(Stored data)

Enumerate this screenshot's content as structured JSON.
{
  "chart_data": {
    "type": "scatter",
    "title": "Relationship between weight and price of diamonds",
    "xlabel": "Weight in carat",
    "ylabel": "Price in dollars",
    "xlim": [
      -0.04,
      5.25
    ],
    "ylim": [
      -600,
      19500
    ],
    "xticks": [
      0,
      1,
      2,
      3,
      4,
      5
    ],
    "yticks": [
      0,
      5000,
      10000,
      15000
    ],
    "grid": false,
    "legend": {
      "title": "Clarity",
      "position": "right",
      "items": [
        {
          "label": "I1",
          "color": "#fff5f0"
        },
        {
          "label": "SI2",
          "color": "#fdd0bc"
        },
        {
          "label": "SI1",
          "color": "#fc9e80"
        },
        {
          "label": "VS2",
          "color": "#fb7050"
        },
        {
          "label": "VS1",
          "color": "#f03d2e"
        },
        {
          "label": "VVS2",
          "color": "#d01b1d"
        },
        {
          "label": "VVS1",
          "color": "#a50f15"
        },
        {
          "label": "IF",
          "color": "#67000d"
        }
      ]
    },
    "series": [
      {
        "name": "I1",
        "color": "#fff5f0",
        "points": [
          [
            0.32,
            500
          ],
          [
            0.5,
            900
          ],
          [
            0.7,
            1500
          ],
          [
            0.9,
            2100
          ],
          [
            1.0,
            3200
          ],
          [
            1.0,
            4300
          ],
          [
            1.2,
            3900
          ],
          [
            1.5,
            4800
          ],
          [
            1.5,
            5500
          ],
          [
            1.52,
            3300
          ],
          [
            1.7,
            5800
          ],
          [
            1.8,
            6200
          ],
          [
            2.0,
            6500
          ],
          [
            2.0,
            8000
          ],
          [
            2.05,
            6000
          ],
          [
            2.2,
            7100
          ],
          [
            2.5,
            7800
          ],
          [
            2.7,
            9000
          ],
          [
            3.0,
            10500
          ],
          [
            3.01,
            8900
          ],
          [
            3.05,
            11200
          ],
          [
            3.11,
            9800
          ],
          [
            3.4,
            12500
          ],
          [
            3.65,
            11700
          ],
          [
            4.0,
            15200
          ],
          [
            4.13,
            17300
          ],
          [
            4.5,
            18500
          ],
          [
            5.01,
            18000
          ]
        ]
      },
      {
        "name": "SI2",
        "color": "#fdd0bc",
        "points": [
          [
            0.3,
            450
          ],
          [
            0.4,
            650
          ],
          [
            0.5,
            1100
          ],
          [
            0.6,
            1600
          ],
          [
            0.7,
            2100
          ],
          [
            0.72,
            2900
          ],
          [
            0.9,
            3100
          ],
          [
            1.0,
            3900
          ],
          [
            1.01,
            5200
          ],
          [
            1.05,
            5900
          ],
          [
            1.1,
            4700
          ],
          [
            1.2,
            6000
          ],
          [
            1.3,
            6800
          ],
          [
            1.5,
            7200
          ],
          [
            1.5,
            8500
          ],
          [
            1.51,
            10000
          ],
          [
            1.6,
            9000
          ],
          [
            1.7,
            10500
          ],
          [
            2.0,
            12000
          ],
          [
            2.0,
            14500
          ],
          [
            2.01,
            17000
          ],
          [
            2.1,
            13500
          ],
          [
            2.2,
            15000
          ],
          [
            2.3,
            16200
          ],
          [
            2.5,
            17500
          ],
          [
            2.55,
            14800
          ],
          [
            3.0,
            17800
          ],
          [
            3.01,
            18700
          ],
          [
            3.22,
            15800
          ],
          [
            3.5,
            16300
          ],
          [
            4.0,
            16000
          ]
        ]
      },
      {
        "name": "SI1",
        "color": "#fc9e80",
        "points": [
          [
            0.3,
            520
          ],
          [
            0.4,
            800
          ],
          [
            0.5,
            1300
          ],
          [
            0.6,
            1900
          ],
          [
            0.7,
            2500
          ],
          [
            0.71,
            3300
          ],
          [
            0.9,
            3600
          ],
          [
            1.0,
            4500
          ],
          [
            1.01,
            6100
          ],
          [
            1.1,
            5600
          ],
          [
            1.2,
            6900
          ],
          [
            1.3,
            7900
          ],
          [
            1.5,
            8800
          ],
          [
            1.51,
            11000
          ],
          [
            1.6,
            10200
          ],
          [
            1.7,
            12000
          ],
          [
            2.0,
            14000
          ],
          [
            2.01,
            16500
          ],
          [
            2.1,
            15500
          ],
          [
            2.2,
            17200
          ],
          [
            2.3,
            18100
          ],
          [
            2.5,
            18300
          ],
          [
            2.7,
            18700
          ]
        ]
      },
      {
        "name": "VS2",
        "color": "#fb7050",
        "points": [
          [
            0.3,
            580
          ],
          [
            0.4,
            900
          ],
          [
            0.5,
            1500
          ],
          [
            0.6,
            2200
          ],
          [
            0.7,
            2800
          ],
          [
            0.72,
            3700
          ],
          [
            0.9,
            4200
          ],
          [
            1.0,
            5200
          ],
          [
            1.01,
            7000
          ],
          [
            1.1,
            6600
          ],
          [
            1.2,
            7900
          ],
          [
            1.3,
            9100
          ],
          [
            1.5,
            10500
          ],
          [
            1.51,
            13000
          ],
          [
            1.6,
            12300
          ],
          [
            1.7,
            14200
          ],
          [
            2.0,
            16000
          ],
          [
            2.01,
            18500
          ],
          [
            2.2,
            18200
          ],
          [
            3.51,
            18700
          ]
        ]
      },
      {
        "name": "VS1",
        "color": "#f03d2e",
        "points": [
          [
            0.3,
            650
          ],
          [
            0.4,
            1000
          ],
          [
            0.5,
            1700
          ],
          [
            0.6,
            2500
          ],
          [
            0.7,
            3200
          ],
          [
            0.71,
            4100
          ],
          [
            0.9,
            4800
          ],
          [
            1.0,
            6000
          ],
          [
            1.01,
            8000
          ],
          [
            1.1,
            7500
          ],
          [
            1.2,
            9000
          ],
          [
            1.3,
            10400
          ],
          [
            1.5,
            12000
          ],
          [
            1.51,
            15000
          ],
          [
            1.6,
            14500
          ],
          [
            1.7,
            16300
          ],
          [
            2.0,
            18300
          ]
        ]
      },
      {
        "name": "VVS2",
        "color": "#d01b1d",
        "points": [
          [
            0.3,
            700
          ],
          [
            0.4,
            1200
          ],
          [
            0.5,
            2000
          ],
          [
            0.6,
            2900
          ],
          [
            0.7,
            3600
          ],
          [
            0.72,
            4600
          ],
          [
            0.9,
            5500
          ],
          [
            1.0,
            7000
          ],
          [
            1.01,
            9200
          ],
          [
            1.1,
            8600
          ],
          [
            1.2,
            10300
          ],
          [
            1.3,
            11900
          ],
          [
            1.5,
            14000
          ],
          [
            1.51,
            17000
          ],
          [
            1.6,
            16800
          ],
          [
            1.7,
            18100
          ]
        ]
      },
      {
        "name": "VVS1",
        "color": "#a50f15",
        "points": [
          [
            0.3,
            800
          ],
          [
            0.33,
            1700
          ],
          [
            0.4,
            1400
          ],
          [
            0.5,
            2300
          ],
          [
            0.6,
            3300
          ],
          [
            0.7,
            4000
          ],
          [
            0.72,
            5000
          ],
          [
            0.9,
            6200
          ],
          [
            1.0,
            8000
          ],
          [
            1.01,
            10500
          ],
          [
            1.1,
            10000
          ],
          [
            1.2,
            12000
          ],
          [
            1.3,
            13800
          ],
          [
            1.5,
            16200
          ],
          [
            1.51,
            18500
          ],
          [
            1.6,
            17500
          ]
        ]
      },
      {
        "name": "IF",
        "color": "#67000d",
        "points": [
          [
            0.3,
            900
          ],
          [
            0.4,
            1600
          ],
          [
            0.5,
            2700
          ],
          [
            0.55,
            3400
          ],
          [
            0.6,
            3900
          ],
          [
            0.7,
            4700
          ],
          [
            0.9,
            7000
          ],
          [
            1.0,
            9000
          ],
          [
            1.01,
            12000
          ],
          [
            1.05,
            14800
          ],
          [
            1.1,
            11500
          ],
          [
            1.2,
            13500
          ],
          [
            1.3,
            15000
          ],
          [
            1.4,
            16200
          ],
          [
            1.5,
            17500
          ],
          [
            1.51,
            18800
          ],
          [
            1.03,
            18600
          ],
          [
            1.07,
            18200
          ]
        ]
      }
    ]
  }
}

* SHORT EXERCISE: Answer with one number: how many lines in the listing hold "title".

* ANSWER FOR THE TASK: 2